---- DATA FOR PROCESSING
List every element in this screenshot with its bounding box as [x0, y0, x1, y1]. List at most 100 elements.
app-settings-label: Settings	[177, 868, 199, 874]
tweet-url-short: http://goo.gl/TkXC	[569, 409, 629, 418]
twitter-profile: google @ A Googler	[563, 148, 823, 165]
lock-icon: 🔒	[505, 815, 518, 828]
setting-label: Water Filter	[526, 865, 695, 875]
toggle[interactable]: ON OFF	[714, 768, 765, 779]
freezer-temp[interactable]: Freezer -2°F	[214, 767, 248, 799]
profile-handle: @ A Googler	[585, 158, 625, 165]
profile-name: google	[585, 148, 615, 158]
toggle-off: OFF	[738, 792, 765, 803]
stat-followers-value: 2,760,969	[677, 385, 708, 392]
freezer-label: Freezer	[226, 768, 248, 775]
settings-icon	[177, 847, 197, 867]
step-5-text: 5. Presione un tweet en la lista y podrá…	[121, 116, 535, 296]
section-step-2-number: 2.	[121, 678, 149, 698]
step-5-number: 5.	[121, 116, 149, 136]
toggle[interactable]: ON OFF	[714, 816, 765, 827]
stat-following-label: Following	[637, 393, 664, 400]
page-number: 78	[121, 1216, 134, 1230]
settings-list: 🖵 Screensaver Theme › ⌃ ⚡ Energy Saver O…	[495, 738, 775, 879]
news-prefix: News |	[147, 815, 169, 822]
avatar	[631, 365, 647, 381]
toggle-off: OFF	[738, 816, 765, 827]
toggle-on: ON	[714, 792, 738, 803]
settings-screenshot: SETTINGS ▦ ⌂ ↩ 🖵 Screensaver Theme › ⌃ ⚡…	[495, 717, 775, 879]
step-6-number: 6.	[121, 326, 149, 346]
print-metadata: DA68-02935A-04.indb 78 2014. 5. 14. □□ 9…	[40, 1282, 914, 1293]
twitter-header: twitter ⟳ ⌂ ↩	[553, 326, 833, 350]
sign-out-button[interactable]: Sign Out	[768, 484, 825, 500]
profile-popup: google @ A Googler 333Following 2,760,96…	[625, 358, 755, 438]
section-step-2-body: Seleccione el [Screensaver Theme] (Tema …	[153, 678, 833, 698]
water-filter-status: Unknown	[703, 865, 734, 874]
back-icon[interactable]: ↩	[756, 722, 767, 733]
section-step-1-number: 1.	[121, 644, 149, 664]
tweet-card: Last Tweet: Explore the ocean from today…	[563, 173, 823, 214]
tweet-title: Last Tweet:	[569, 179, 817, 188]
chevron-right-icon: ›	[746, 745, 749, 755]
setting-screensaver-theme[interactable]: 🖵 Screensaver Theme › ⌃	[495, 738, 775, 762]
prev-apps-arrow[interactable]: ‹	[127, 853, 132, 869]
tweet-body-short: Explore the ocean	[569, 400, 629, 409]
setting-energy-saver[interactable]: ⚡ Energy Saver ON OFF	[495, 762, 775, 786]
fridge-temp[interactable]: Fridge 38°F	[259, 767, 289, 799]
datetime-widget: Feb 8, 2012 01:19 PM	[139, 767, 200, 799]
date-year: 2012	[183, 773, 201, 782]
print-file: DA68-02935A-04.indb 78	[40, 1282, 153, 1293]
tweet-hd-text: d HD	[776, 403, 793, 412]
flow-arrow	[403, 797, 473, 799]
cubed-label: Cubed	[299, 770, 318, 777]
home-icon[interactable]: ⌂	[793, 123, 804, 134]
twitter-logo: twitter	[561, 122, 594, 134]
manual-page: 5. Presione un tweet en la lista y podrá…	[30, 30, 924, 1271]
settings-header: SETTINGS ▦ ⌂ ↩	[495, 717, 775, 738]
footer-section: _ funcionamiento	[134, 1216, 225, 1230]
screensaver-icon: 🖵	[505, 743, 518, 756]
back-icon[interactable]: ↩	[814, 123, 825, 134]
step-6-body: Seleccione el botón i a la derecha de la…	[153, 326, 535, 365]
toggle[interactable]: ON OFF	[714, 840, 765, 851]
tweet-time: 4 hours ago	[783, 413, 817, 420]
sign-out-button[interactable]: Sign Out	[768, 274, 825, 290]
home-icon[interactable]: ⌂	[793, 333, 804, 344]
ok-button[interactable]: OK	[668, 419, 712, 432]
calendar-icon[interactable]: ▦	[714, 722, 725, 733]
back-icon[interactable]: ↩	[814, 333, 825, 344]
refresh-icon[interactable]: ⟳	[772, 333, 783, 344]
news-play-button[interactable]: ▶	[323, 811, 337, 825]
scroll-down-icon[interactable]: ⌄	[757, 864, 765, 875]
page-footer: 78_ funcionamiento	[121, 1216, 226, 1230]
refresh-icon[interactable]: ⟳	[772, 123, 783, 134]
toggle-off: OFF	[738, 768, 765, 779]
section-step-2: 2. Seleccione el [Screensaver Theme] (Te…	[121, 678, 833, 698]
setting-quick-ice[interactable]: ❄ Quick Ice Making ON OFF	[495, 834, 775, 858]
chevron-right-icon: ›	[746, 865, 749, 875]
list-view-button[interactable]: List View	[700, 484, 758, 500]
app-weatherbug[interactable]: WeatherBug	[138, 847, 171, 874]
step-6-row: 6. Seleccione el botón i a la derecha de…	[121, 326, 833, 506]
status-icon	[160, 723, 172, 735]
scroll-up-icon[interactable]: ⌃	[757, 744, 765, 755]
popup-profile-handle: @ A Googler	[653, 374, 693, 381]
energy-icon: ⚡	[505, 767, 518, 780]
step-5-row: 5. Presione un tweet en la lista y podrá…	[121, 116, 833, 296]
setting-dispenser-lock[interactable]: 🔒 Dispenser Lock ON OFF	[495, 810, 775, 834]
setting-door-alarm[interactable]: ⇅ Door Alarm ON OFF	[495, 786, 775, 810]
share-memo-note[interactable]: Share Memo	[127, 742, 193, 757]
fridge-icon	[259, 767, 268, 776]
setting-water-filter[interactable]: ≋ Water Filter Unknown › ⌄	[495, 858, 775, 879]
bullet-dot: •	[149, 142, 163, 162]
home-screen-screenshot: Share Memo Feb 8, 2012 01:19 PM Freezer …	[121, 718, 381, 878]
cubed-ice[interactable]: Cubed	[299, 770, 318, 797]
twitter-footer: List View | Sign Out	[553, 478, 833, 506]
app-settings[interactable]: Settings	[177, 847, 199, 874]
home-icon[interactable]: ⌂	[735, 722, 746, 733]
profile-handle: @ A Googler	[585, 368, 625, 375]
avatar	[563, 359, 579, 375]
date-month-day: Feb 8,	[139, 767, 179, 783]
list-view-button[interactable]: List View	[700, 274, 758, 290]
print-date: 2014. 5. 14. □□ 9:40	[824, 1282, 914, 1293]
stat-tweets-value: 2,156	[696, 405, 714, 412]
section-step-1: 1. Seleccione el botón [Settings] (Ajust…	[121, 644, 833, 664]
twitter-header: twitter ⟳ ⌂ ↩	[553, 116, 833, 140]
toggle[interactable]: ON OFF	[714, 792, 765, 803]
--------
__DIRECTIONS FOR THIS TASK__. Copy out the records above word for word, every line of them, with no changes.

__FULL SOLUTION__.
List every element in this screenshot with its bounding box as [x0, y0, x1, y1]. List at most 100 elements.
app-settings-label: Settings	[177, 868, 199, 874]
tweet-url-short: http://goo.gl/TkXC	[569, 409, 629, 418]
twitter-profile: google @ A Googler	[563, 148, 823, 165]
lock-icon: 🔒	[505, 815, 518, 828]
setting-label: Water Filter	[526, 865, 695, 875]
toggle[interactable]: ON OFF	[714, 768, 765, 779]
freezer-temp[interactable]: Freezer -2°F	[214, 767, 248, 799]
profile-handle: @ A Googler	[585, 158, 625, 165]
profile-name: google	[585, 148, 615, 158]
toggle-off: OFF	[738, 792, 765, 803]
stat-followers-value: 2,760,969	[677, 385, 708, 392]
freezer-label: Freezer	[226, 768, 248, 775]
settings-icon	[177, 847, 197, 867]
step-5-text: 5. Presione un tweet en la lista y podrá…	[121, 116, 535, 296]
section-step-2-number: 2.	[121, 678, 149, 698]
step-5-number: 5.	[121, 116, 149, 136]
toggle[interactable]: ON OFF	[714, 816, 765, 827]
stat-following-label: Following	[637, 393, 664, 400]
page-number: 78	[121, 1216, 134, 1230]
settings-list: 🖵 Screensaver Theme › ⌃ ⚡ Energy Saver O…	[495, 738, 775, 879]
news-prefix: News |	[147, 815, 169, 822]
avatar	[631, 365, 647, 381]
toggle-off: OFF	[738, 816, 765, 827]
toggle-on: ON	[714, 792, 738, 803]
settings-screenshot: SETTINGS ▦ ⌂ ↩ 🖵 Screensaver Theme › ⌃ ⚡…	[495, 717, 775, 879]
step-6-number: 6.	[121, 326, 149, 346]
print-metadata: DA68-02935A-04.indb 78 2014. 5. 14. □□ 9…	[40, 1282, 914, 1293]
twitter-header: twitter ⟳ ⌂ ↩	[553, 326, 833, 350]
sign-out-button[interactable]: Sign Out	[768, 484, 825, 500]
profile-popup: google @ A Googler 333Following 2,760,96…	[625, 358, 755, 438]
section-step-2-body: Seleccione el [Screensaver Theme] (Tema …	[153, 678, 833, 698]
water-filter-status: Unknown	[703, 865, 734, 874]
back-icon[interactable]: ↩	[756, 722, 767, 733]
section-step-1-number: 1.	[121, 644, 149, 664]
tweet-card: Last Tweet: Explore the ocean from today…	[563, 173, 823, 214]
tweet-title: Last Tweet:	[569, 179, 817, 188]
chevron-right-icon: ›	[746, 745, 749, 755]
setting-screensaver-theme[interactable]: 🖵 Screensaver Theme › ⌃	[495, 738, 775, 762]
prev-apps-arrow[interactable]: ‹	[127, 853, 132, 869]
tweet-body-short: Explore the ocean	[569, 400, 629, 409]
setting-energy-saver[interactable]: ⚡ Energy Saver ON OFF	[495, 762, 775, 786]
fridge-temp[interactable]: Fridge 38°F	[259, 767, 289, 799]
datetime-widget: Feb 8, 2012 01:19 PM	[139, 767, 200, 799]
date-year: 2012	[183, 773, 201, 782]
print-file: DA68-02935A-04.indb 78	[40, 1282, 153, 1293]
tweet-hd-text: d HD	[776, 403, 793, 412]
flow-arrow	[403, 797, 473, 799]
cubed-label: Cubed	[299, 770, 318, 777]
home-icon[interactable]: ⌂	[793, 123, 804, 134]
twitter-logo: twitter	[561, 122, 594, 134]
manual-page: 5. Presione un tweet en la lista y podrá…	[30, 30, 924, 1271]
settings-header: SETTINGS ▦ ⌂ ↩	[495, 717, 775, 738]
footer-section: _ funcionamiento	[134, 1216, 225, 1230]
screensaver-icon: 🖵	[505, 743, 518, 756]
back-icon[interactable]: ↩	[814, 123, 825, 134]
step-6-body: Seleccione el botón i a la derecha de la…	[153, 326, 535, 365]
toggle[interactable]: ON OFF	[714, 840, 765, 851]
tweet-time: 4 hours ago	[783, 413, 817, 420]
sign-out-button[interactable]: Sign Out	[768, 274, 825, 290]
home-icon[interactable]: ⌂	[793, 333, 804, 344]
ok-button[interactable]: OK	[668, 419, 712, 432]
calendar-icon[interactable]: ▦	[714, 722, 725, 733]
back-icon[interactable]: ↩	[814, 333, 825, 344]
refresh-icon[interactable]: ⟳	[772, 333, 783, 344]
news-play-button[interactable]: ▶	[323, 811, 337, 825]
scroll-down-icon[interactable]: ⌄	[757, 864, 765, 875]
page-footer: 78_ funcionamiento	[121, 1216, 226, 1230]
refresh-icon[interactable]: ⟳	[772, 123, 783, 134]
toggle-off: OFF	[738, 768, 765, 779]
section-step-2: 2. Seleccione el [Screensaver Theme] (Te…	[121, 678, 833, 698]
setting-quick-ice[interactable]: ❄ Quick Ice Making ON OFF	[495, 834, 775, 858]
chevron-right-icon: ›	[746, 865, 749, 875]
list-view-button[interactable]: List View	[700, 484, 758, 500]
app-weatherbug[interactable]: WeatherBug	[138, 847, 171, 874]
step-6-row: 6. Seleccione el botón i a la derecha de…	[121, 326, 833, 506]
status-icon	[160, 723, 172, 735]
scroll-up-icon[interactable]: ⌃	[757, 744, 765, 755]
popup-profile-handle: @ A Googler	[653, 374, 693, 381]
energy-icon: ⚡	[505, 767, 518, 780]
step-5-row: 5. Presione un tweet en la lista y podrá…	[121, 116, 833, 296]
setting-dispenser-lock[interactable]: 🔒 Dispenser Lock ON OFF	[495, 810, 775, 834]
setting-door-alarm[interactable]: ⇅ Door Alarm ON OFF	[495, 786, 775, 810]
share-memo-note[interactable]: Share Memo	[127, 742, 193, 757]
fridge-icon	[259, 767, 268, 776]
setting-water-filter[interactable]: ≋ Water Filter Unknown › ⌄	[495, 858, 775, 879]
bullet-dot: •	[149, 142, 163, 162]
home-screen-screenshot: Share Memo Feb 8, 2012 01:19 PM Freezer …	[121, 718, 381, 878]
cubed-ice[interactable]: Cubed	[299, 770, 318, 797]
twitter-footer: List View | Sign Out	[553, 478, 833, 506]
app-settings[interactable]: Settings	[177, 847, 199, 874]
home-icon[interactable]: ⌂	[735, 722, 746, 733]
profile-handle: @ A Googler	[585, 368, 625, 375]
avatar	[563, 359, 579, 375]
date-month-day: Feb 8,	[139, 767, 179, 783]
list-view-button[interactable]: List View	[700, 274, 758, 290]
print-date: 2014. 5. 14. □□ 9:40	[824, 1282, 914, 1293]
stat-tweets-value: 2,156	[696, 405, 714, 412]
section-step-1: 1. Seleccione el botón [Settings] (Ajust…	[121, 644, 833, 664]
twitter-header: twitter ⟳ ⌂ ↩	[553, 116, 833, 140]
toggle[interactable]: ON OFF	[714, 792, 765, 803]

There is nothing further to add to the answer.